Data excerpts
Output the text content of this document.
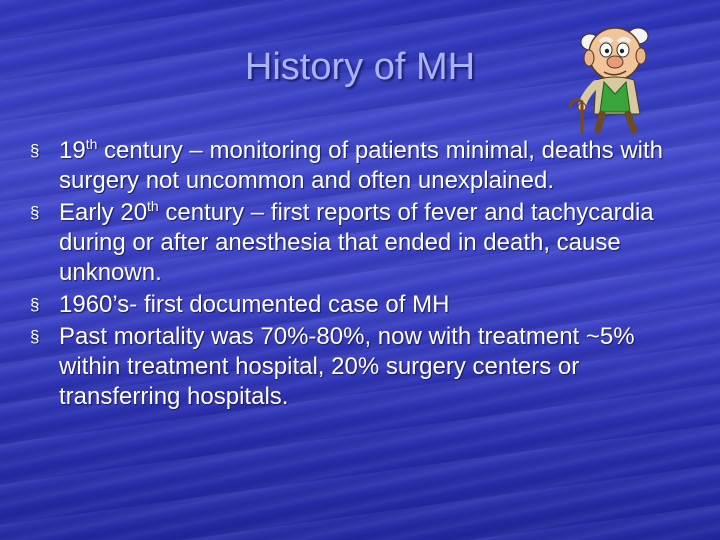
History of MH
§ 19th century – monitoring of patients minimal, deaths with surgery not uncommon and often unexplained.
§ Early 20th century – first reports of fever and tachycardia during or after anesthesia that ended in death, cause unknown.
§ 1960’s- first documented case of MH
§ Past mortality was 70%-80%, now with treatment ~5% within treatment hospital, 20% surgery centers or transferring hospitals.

▸ THE TASK
Copy out each line of the entries where the word "first" is found.

▸ EXERCISE SOLUTION
§ Early 20th century – first reports of fever and tachycardia during or after anesthesia that ended in death, cause unknown.
§ 1960’s- first documented case of MH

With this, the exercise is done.